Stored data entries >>
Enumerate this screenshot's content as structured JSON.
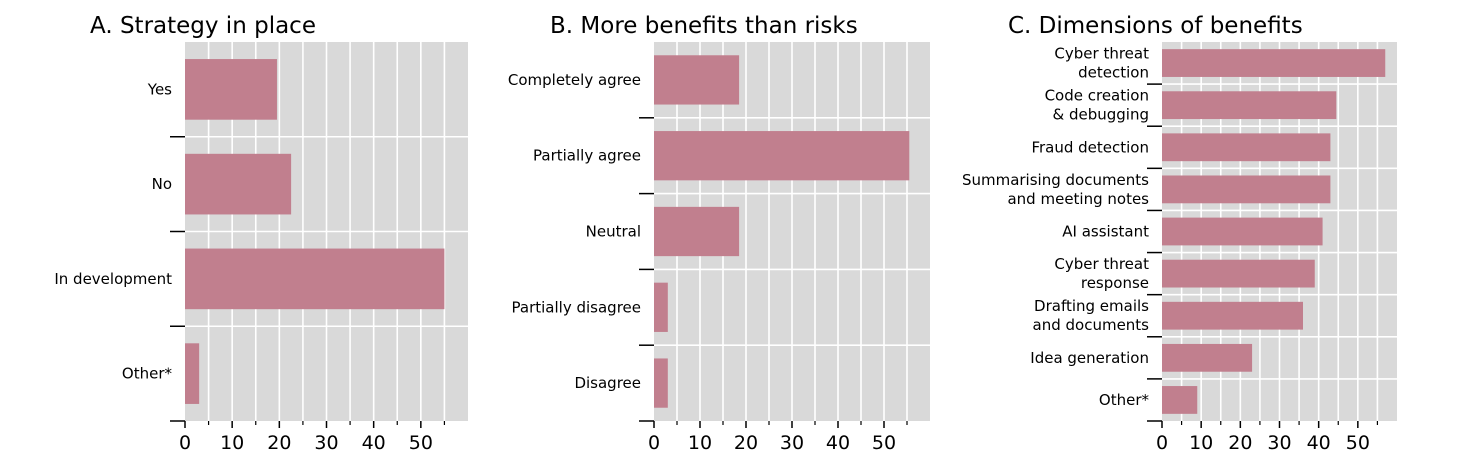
{
  "colors": {
    "bar": "#c17f8e",
    "panel_bg": "#d9d9d9",
    "grid": "#ffffff",
    "axis": "#000000"
  },
  "chart_data": [
    {
      "type": "bar",
      "orientation": "horizontal",
      "title": "A. Strategy in place",
      "categories": [
        "Yes",
        "No",
        "In development",
        "Other*"
      ],
      "values": [
        19.5,
        22.5,
        55,
        3
      ],
      "xlim": [
        0,
        60
      ],
      "xticks": [
        0,
        10,
        20,
        30,
        40,
        50
      ],
      "grid": true
    },
    {
      "type": "bar",
      "orientation": "horizontal",
      "title": "B. More benefits than risks",
      "categories": [
        "Completely agree",
        "Partially agree",
        "Neutral",
        "Partially disagree",
        "Disagree"
      ],
      "values": [
        18.5,
        55.5,
        18.5,
        3,
        3
      ],
      "xlim": [
        0,
        60
      ],
      "xticks": [
        0,
        10,
        20,
        30,
        40,
        50
      ],
      "grid": true
    },
    {
      "type": "bar",
      "orientation": "horizontal",
      "title": "C. Dimensions of benefits",
      "categories": [
        [
          "Cyber threat",
          "detection"
        ],
        [
          "Code creation",
          "& debugging"
        ],
        [
          "Fraud detection"
        ],
        [
          "Summarising documents",
          "and meeting notes"
        ],
        [
          "AI assistant"
        ],
        [
          "Cyber threat",
          "response"
        ],
        [
          "Drafting emails",
          "and documents"
        ],
        [
          "Idea generation"
        ],
        [
          "Other*"
        ]
      ],
      "values": [
        57,
        44.5,
        43,
        43,
        41,
        39,
        36,
        23,
        9
      ],
      "xlim": [
        0,
        60
      ],
      "xticks": [
        0,
        10,
        20,
        30,
        40,
        50
      ],
      "grid": true
    }
  ]
}
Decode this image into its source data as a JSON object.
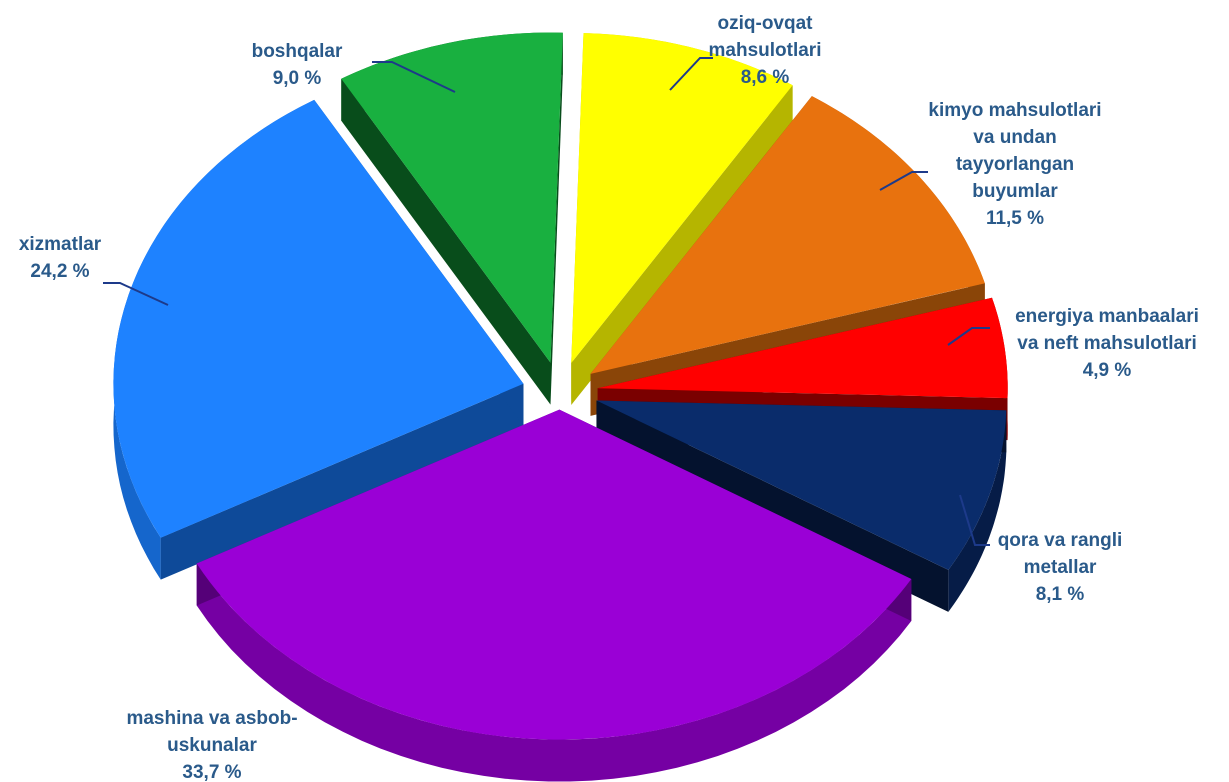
{
  "chart_data": {
    "type": "pie",
    "title": "",
    "slices": [
      {
        "label": "oziq-ovqat mahsulotlari",
        "label_lines": [
          "oziq-ovqat",
          "mahsulotlari"
        ],
        "value_label": "8,6 %",
        "value": 8.6,
        "color": "#ffff00",
        "side": "#d9d900",
        "dark": "#b5b500",
        "icon": "pie-slice"
      },
      {
        "label": "kimyo mahsulotlari va undan tayyorlangan buyumlar",
        "label_lines": [
          "kimyo mahsulotlari",
          "va undan",
          "tayyorlangan",
          "buyumlar"
        ],
        "value_label": "11,5 %",
        "value": 11.5,
        "color": "#e8720e",
        "side": "#b65a0b",
        "dark": "#8a4508",
        "icon": "pie-slice"
      },
      {
        "label": "energiya manbaalari va neft mahsulotlari",
        "label_lines": [
          "energiya manbaalari",
          "va neft mahsulotlari"
        ],
        "value_label": "4,9 %",
        "value": 4.9,
        "color": "#ff0000",
        "side": "#b00000",
        "dark": "#7a0000",
        "icon": "pie-slice"
      },
      {
        "label": "qora va rangli metallar",
        "label_lines": [
          "qora va rangli",
          "metallar"
        ],
        "value_label": "8,1 %",
        "value": 8.1,
        "color": "#0a2c6b",
        "side": "#061c47",
        "dark": "#04122e",
        "icon": "pie-slice"
      },
      {
        "label": "mashina va asbob-uskunalar",
        "label_lines": [
          "mashina va asbob-",
          "uskunalar"
        ],
        "value_label": "33,7 %",
        "value": 33.7,
        "color": "#9a00d6",
        "side": "#7500a3",
        "dark": "#550078",
        "icon": "pie-slice"
      },
      {
        "label": "xizmatlar",
        "label_lines": [
          "xizmatlar"
        ],
        "value_label": "24,2 %",
        "value": 24.2,
        "color": "#1e82ff",
        "side": "#1566cc",
        "dark": "#0e4a99",
        "icon": "pie-slice"
      },
      {
        "label": "boshqalar",
        "label_lines": [
          "boshqalar"
        ],
        "value_label": "9,0 %",
        "value": 9.0,
        "color": "#19b040",
        "side": "#0f7a2b",
        "dark": "#084d1b",
        "icon": "pie-slice"
      }
    ],
    "exploded": true,
    "three_d": true,
    "legend": "none",
    "label_color": "#2a5a8a",
    "leader_color": "#1d3a8a"
  }
}
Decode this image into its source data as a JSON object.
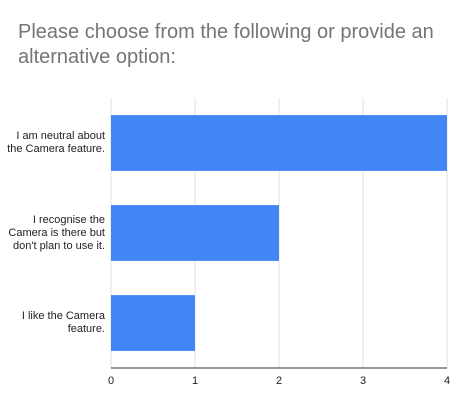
{
  "chart_data": {
    "type": "bar",
    "orientation": "horizontal",
    "title": "Please choose from the following or provide an alternative option:",
    "categories": [
      "I am neutral about the Camera feature.",
      "I recognise the Camera is there but don't plan to use it.",
      "I like the Camera feature."
    ],
    "values": [
      4,
      2,
      1
    ],
    "xlim": [
      0,
      4
    ],
    "xticks": [
      "0",
      "1",
      "2",
      "3",
      "4"
    ],
    "grid": true,
    "legend": "none",
    "bar_color": "#4285f4"
  }
}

Directions for this task >> Leave images out of the retyped records; keep all else exact.

Reply to the exercise >>
Enumerate this screenshot's content as structured JSON.
{
  "colors": {
    "bar": "#c17f8e",
    "panel_bg": "#d9d9d9",
    "grid": "#ffffff",
    "axis": "#000000"
  },
  "chart_data": [
    {
      "type": "bar",
      "orientation": "horizontal",
      "title": "A. Strategy in place",
      "categories": [
        "Yes",
        "No",
        "In development",
        "Other*"
      ],
      "values": [
        19.5,
        22.5,
        55,
        3
      ],
      "xlim": [
        0,
        60
      ],
      "xticks": [
        0,
        10,
        20,
        30,
        40,
        50
      ],
      "grid": true
    },
    {
      "type": "bar",
      "orientation": "horizontal",
      "title": "B. More benefits than risks",
      "categories": [
        "Completely agree",
        "Partially agree",
        "Neutral",
        "Partially disagree",
        "Disagree"
      ],
      "values": [
        18.5,
        55.5,
        18.5,
        3,
        3
      ],
      "xlim": [
        0,
        60
      ],
      "xticks": [
        0,
        10,
        20,
        30,
        40,
        50
      ],
      "grid": true
    },
    {
      "type": "bar",
      "orientation": "horizontal",
      "title": "C. Dimensions of benefits",
      "categories": [
        [
          "Cyber threat",
          "detection"
        ],
        [
          "Code creation",
          "& debugging"
        ],
        [
          "Fraud detection"
        ],
        [
          "Summarising documents",
          "and meeting notes"
        ],
        [
          "AI assistant"
        ],
        [
          "Cyber threat",
          "response"
        ],
        [
          "Drafting emails",
          "and documents"
        ],
        [
          "Idea generation"
        ],
        [
          "Other*"
        ]
      ],
      "values": [
        57,
        44.5,
        43,
        43,
        41,
        39,
        36,
        23,
        9
      ],
      "xlim": [
        0,
        60
      ],
      "xticks": [
        0,
        10,
        20,
        30,
        40,
        50
      ],
      "grid": true
    }
  ]
}
Decode this image into its source data as a JSON object.
{
  "chart_data": {
    "type": "pie",
    "title": "",
    "slices": [
      {
        "label": "oziq-ovqat mahsulotlari",
        "label_lines": [
          "oziq-ovqat",
          "mahsulotlari"
        ],
        "value_label": "8,6 %",
        "value": 8.6,
        "color": "#ffff00",
        "side": "#d9d900",
        "dark": "#b5b500",
        "icon": "pie-slice"
      },
      {
        "label": "kimyo mahsulotlari va undan tayyorlangan buyumlar",
        "label_lines": [
          "kimyo mahsulotlari",
          "va undan",
          "tayyorlangan",
          "buyumlar"
        ],
        "value_label": "11,5 %",
        "value": 11.5,
        "color": "#e8720e",
        "side": "#b65a0b",
        "dark": "#8a4508",
        "icon": "pie-slice"
      },
      {
        "label": "energiya manbaalari va neft mahsulotlari",
        "label_lines": [
          "energiya manbaalari",
          "va neft mahsulotlari"
        ],
        "value_label": "4,9 %",
        "value": 4.9,
        "color": "#ff0000",
        "side": "#b00000",
        "dark": "#7a0000",
        "icon": "pie-slice"
      },
      {
        "label": "qora va rangli metallar",
        "label_lines": [
          "qora va rangli",
          "metallar"
        ],
        "value_label": "8,1 %",
        "value": 8.1,
        "color": "#0a2c6b",
        "side": "#061c47",
        "dark": "#04122e",
        "icon": "pie-slice"
      },
      {
        "label": "mashina va asbob-uskunalar",
        "label_lines": [
          "mashina va asbob-",
          "uskunalar"
        ],
        "value_label": "33,7 %",
        "value": 33.7,
        "color": "#9a00d6",
        "side": "#7500a3",
        "dark": "#550078",
        "icon": "pie-slice"
      },
      {
        "label": "xizmatlar",
        "label_lines": [
          "xizmatlar"
        ],
        "value_label": "24,2 %",
        "value": 24.2,
        "color": "#1e82ff",
        "side": "#1566cc",
        "dark": "#0e4a99",
        "icon": "pie-slice"
      },
      {
        "label": "boshqalar",
        "label_lines": [
          "boshqalar"
        ],
        "value_label": "9,0 %",
        "value": 9.0,
        "color": "#19b040",
        "side": "#0f7a2b",
        "dark": "#084d1b",
        "icon": "pie-slice"
      }
    ],
    "exploded": true,
    "three_d": true,
    "legend": "none",
    "label_color": "#2a5a8a",
    "leader_color": "#1d3a8a"
  }
}
Decode this image into its source data as a JSON object.
{
  "chart_data": {
    "type": "bar",
    "orientation": "horizontal",
    "title": "Please choose from the following or provide an alternative option:",
    "categories": [
      "I am neutral about the Camera feature.",
      "I recognise the Camera is there but don't plan to use it.",
      "I like the Camera feature."
    ],
    "values": [
      4,
      2,
      1
    ],
    "xlim": [
      0,
      4
    ],
    "xticks": [
      "0",
      "1",
      "2",
      "3",
      "4"
    ],
    "grid": true,
    "legend": "none",
    "bar_color": "#4285f4"
  }
}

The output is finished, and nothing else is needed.